= What is asked =
1. From the 911 dispatch summary, reproduce the passage from "Could the Maine" to "would likely uphold.".
2. Do these statements agree with the 911 dispatch summary? Answer yes or no for each, and quote the deciding words. (a) Representative H. David Cotta put the question to the Attorney General. (b) The governing statute directly answered the question. (c) The Attorney General concluded that courts would likely uphold the PUC's reading of its own authority.

Could the Maine Public Utilities Commission refuse a municipality's or county's request to switch its Public Safety Answering Point (911 dispatch) service provider?
Plain-English summary
Representative H. David Cotta asked Attorney General Janet T. Mills whether the Maine Public Utilities Commission (PUC) could refuse a municipal or county government's request to change its Public Safety Answering Point (PSAP) service provider. The governing statute, 25 M.R.S.A. § 2926, did not directly answer the question. The AG concluded that the PUC's interpretation of its own authority, that it may require approval before a PSAP change, was a reasonable reading the courts would likely uphold.

Spatial annotation records:

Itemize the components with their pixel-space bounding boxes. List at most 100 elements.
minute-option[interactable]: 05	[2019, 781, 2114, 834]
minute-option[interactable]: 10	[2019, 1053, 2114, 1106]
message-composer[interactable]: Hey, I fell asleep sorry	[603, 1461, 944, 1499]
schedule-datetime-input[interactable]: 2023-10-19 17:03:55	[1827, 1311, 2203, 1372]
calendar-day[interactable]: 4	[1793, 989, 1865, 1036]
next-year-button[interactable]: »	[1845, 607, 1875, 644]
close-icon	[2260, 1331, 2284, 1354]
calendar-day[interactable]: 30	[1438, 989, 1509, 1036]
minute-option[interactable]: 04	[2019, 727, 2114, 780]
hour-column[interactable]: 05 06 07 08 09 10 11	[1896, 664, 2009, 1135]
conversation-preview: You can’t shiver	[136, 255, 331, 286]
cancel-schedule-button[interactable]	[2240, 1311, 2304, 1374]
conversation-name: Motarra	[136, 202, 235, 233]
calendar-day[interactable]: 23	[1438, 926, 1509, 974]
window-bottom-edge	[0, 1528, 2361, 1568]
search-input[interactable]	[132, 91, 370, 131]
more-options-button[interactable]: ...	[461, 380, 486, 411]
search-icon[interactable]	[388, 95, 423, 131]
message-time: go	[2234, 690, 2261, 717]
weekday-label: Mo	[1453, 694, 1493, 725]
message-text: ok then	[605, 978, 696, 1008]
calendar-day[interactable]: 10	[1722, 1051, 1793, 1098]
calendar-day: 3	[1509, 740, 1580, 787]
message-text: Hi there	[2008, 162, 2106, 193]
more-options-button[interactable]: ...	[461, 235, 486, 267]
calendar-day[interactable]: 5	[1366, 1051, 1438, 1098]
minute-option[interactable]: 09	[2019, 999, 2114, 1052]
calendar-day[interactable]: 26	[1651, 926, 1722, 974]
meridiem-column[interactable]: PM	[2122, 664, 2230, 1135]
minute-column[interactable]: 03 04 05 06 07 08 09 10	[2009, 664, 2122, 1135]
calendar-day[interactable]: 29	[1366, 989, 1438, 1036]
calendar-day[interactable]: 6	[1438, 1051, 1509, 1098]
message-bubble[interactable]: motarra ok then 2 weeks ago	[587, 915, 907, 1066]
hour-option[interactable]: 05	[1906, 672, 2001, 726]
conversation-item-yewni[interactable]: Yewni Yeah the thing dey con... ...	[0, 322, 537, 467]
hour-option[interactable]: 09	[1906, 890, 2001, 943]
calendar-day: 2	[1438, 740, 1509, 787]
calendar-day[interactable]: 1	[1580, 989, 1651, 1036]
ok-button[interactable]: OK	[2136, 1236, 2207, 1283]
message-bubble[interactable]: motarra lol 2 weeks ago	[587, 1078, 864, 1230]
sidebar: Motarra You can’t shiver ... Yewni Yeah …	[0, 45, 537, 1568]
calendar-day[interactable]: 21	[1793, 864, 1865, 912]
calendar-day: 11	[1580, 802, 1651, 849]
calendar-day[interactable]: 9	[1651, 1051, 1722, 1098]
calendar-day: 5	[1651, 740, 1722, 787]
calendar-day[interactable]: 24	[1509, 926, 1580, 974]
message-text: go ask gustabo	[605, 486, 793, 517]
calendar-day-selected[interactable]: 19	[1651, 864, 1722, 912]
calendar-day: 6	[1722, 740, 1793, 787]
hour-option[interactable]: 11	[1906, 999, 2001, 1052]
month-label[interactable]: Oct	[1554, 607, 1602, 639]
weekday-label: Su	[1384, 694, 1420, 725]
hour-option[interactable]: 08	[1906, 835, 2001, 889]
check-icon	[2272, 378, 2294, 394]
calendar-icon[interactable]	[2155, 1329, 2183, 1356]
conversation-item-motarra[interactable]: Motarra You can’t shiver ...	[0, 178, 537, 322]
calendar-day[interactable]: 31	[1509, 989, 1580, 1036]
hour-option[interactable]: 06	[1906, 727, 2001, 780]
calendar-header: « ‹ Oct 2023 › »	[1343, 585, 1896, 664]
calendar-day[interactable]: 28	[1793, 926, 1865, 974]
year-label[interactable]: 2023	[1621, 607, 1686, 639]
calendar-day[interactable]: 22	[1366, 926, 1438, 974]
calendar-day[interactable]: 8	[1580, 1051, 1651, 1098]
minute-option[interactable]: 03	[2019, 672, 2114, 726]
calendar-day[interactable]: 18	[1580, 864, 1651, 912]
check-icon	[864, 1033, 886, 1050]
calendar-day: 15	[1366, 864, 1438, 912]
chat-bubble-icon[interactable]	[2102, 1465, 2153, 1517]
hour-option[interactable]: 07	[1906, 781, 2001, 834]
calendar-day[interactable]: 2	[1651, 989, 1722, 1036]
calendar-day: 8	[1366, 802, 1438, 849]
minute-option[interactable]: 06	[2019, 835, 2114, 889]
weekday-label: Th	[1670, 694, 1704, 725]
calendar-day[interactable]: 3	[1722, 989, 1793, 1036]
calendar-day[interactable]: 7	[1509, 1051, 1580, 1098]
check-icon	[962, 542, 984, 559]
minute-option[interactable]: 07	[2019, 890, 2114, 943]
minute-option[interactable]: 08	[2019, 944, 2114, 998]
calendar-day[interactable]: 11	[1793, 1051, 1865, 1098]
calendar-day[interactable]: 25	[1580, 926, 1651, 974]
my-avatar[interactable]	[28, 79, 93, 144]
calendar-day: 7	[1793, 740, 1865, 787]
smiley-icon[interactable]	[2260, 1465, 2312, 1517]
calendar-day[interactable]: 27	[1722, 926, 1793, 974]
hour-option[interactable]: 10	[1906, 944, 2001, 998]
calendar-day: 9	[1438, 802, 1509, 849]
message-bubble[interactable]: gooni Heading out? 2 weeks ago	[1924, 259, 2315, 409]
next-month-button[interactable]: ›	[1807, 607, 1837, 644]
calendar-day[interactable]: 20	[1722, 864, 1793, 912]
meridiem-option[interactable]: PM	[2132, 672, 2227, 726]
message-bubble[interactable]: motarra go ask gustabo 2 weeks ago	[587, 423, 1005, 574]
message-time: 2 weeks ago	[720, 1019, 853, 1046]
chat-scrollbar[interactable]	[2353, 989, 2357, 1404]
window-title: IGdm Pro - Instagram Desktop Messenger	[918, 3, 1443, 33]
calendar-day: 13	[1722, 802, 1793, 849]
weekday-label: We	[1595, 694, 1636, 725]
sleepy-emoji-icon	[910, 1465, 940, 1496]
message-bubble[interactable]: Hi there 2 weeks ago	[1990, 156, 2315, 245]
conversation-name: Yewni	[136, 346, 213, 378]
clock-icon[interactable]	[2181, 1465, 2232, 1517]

--

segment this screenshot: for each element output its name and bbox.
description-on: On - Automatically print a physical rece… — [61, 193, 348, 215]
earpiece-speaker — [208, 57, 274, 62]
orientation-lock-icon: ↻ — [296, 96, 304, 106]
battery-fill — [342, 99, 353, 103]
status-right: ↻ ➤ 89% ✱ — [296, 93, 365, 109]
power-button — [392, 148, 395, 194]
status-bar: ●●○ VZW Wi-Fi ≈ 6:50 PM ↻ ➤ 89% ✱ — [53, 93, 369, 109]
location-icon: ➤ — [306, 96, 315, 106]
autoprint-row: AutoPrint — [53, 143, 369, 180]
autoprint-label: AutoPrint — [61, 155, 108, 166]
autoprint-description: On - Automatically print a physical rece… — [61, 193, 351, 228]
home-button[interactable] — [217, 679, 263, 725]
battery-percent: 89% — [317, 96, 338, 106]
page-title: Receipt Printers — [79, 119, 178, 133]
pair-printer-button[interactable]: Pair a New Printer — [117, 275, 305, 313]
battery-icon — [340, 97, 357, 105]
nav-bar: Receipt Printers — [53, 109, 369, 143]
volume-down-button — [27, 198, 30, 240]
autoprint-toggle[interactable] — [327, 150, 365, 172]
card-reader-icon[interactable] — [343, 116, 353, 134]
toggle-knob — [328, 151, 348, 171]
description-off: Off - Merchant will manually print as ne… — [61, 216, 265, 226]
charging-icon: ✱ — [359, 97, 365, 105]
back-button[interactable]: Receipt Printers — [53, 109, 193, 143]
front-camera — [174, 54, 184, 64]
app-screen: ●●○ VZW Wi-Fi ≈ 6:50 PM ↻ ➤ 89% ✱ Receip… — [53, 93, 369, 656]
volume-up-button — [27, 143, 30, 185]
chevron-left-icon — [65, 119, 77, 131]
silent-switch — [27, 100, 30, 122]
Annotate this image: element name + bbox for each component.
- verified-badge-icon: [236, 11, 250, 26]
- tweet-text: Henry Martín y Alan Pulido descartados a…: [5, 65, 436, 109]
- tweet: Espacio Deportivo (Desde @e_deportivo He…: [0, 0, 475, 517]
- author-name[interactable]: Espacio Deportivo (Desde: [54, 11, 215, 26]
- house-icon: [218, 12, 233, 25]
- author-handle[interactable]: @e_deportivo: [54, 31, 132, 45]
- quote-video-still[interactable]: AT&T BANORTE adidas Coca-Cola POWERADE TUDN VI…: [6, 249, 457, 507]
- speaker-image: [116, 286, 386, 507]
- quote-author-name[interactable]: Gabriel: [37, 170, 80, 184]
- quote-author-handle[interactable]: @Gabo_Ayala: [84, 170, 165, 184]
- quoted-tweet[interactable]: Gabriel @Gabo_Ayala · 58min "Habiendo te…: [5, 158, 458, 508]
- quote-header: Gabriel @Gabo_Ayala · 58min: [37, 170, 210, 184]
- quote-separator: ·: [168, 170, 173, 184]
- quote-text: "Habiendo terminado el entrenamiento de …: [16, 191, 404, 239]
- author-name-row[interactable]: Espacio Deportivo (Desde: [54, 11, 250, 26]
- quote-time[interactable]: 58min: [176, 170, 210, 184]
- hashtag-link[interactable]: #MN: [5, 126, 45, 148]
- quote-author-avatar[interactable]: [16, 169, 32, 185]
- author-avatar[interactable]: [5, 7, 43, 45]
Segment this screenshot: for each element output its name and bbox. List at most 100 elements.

==

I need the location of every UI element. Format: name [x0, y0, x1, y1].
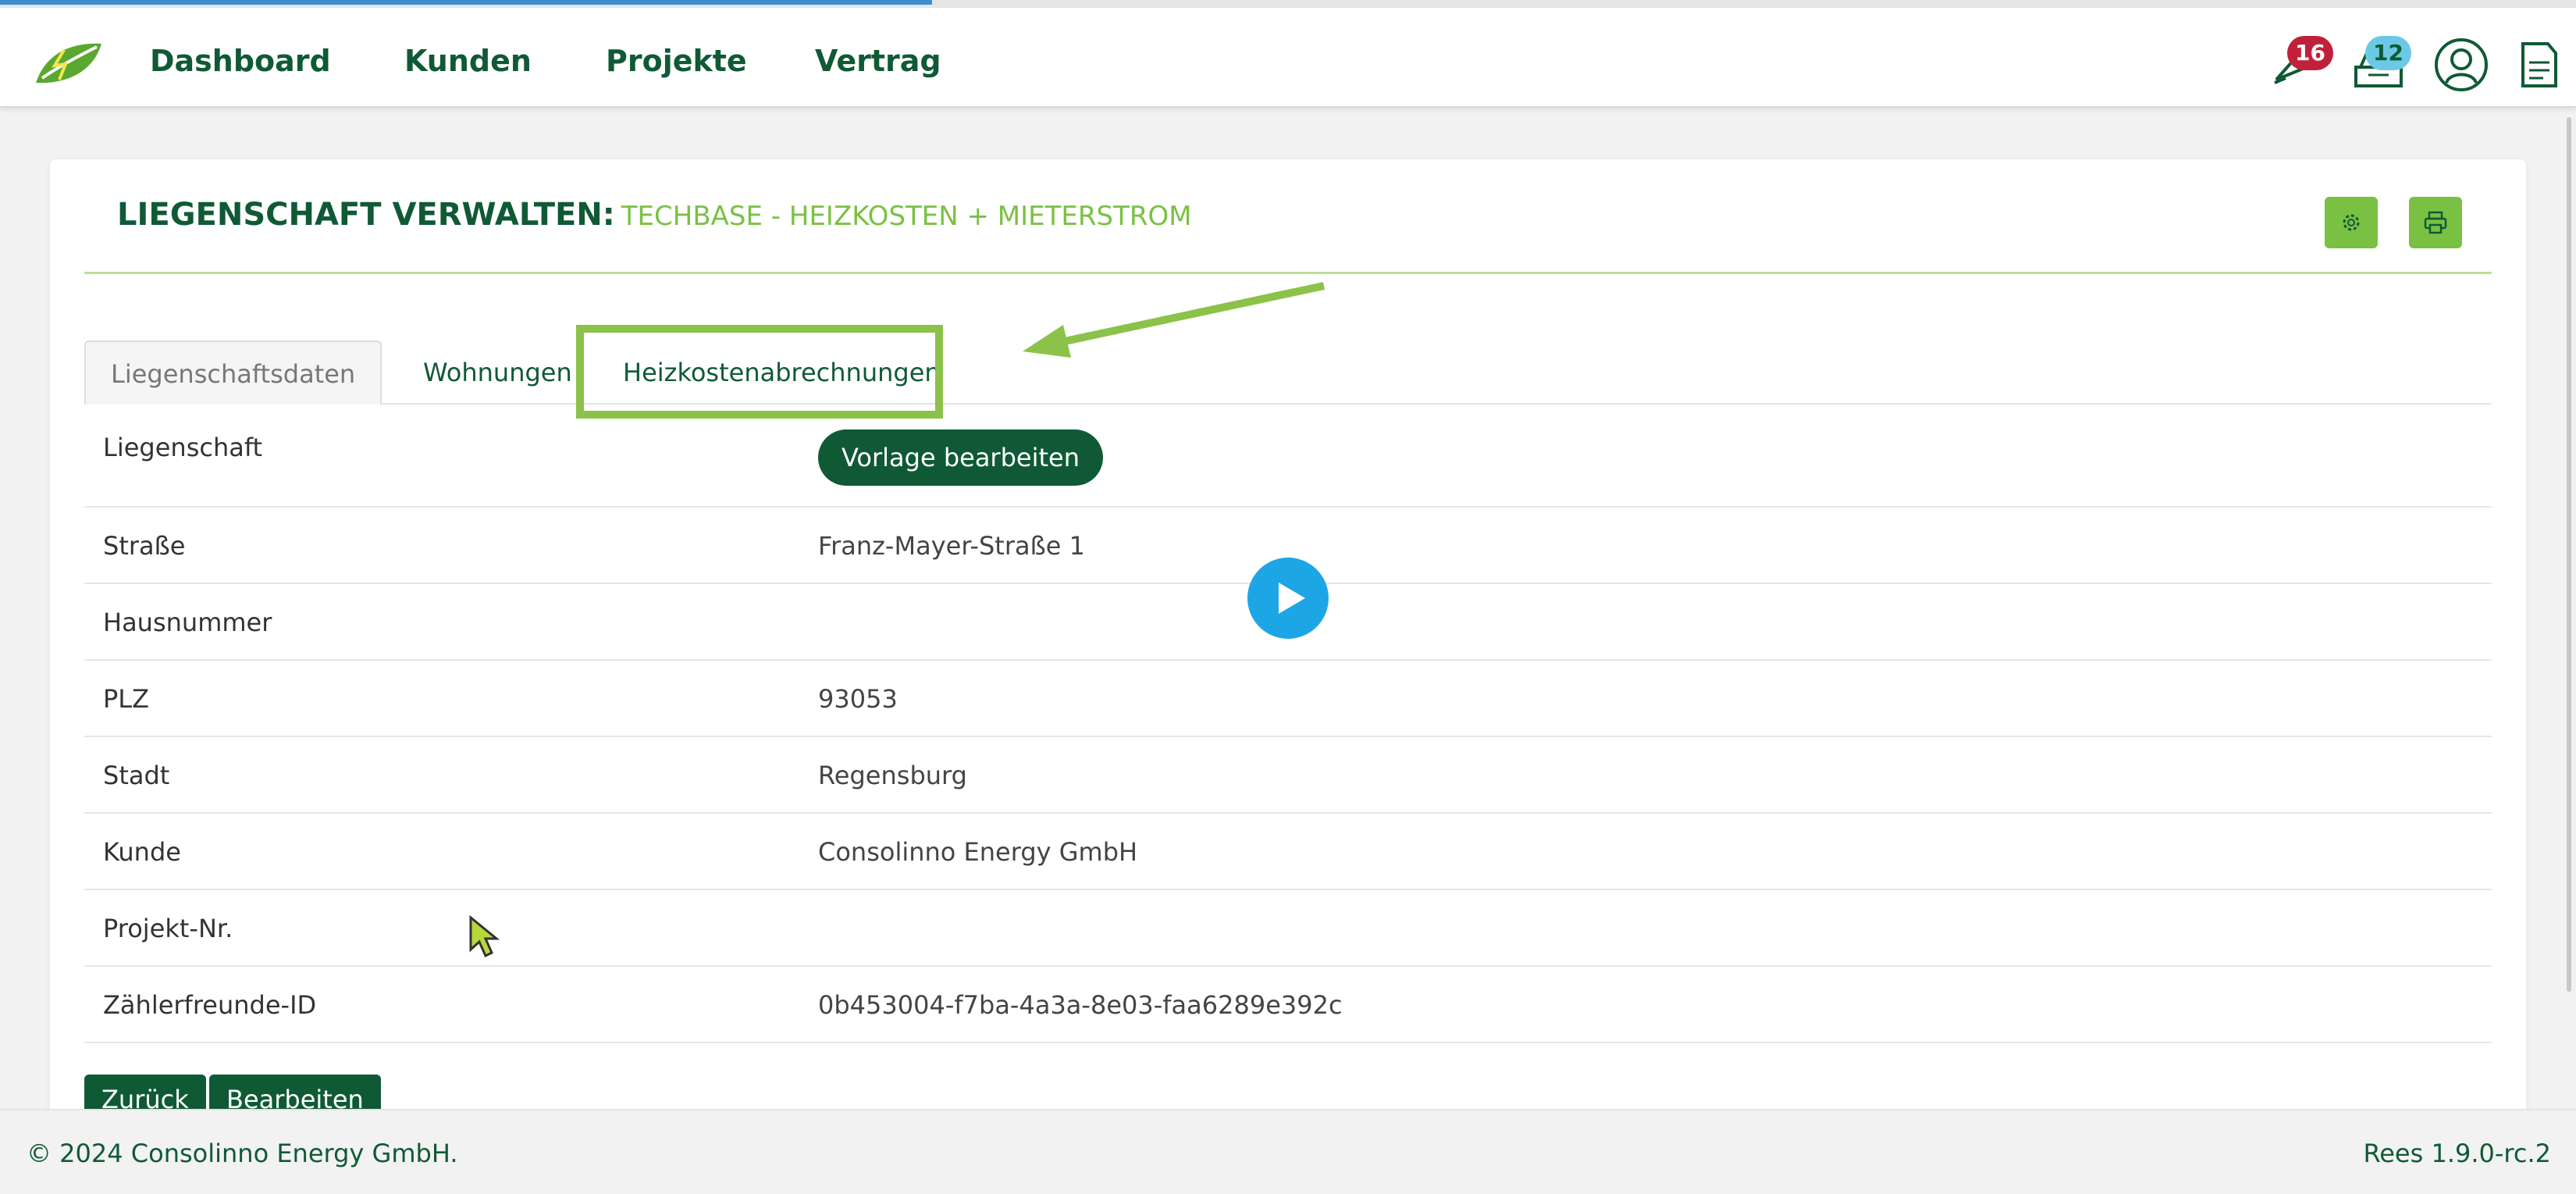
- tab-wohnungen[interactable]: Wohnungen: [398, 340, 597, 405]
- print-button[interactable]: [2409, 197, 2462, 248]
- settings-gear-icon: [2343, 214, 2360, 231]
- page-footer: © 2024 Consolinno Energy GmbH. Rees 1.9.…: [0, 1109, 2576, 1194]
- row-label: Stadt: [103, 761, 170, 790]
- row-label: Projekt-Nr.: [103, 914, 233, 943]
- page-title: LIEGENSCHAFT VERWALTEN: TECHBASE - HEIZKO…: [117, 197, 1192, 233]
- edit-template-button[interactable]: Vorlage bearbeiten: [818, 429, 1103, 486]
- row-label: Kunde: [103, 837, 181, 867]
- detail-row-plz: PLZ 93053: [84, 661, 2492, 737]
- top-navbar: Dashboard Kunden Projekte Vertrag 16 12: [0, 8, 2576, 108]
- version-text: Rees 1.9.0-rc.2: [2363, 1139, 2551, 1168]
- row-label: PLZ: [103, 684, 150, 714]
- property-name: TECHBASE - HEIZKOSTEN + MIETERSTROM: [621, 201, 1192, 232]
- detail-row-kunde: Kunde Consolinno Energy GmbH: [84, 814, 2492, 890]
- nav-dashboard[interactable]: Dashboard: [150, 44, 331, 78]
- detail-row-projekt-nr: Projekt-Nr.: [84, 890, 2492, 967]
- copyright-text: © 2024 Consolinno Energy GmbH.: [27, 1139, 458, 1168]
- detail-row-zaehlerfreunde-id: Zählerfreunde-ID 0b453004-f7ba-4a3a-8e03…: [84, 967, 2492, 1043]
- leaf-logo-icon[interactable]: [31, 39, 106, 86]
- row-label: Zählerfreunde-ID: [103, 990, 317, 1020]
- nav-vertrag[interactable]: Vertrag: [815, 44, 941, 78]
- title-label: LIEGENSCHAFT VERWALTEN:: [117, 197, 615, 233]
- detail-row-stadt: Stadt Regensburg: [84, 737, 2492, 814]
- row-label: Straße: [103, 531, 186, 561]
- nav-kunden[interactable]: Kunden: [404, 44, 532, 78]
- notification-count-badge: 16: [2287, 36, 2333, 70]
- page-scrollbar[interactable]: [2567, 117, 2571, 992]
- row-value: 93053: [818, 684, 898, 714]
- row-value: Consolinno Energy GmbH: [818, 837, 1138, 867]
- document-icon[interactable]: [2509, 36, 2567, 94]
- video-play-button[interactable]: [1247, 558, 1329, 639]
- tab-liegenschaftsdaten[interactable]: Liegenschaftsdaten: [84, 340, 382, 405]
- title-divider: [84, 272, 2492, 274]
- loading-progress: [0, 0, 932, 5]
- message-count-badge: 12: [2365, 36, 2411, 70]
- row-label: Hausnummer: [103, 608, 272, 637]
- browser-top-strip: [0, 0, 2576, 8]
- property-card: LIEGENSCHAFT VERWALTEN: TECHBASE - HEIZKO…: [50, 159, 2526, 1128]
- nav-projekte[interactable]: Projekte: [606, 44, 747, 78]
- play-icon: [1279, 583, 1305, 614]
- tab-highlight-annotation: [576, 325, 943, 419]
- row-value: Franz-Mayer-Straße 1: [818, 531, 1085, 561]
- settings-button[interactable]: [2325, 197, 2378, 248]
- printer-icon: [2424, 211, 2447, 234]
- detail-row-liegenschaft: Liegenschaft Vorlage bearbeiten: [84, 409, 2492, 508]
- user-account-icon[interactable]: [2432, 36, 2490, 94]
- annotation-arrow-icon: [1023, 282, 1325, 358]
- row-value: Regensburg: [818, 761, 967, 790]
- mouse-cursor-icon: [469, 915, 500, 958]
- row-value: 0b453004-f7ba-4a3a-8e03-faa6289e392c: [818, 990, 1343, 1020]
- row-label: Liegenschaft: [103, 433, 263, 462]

= Results for each task =
1.
Could the Maine Public Utilities Commission refuse a municipality's or county's request to switch its Public Safety Answering Point (911 dispatch) service provider?
Plain-English summary
Representative H. David Cotta asked Attorney General Janet T. Mills whether the Maine Public Utilities Commission (PUC) could refuse a municipal or county government's request to change its Public Safety Answering Point (PSAP) service provider. The governing statute, 25 M.R.S.A. § 2926, did not directly answer the question. The AG concluded that the PUC's interpretation of its own authority, that it may require approval before a PSAP change, was a reasonable reading the courts would likely uphold.

2.
(a) Yes: "Representative H. David Cotta asked Attorney General Janet T. Mills"
(b) No: "did not directly answer the question"
(c) Yes: "was a reasonable reading the courts would likely uphold"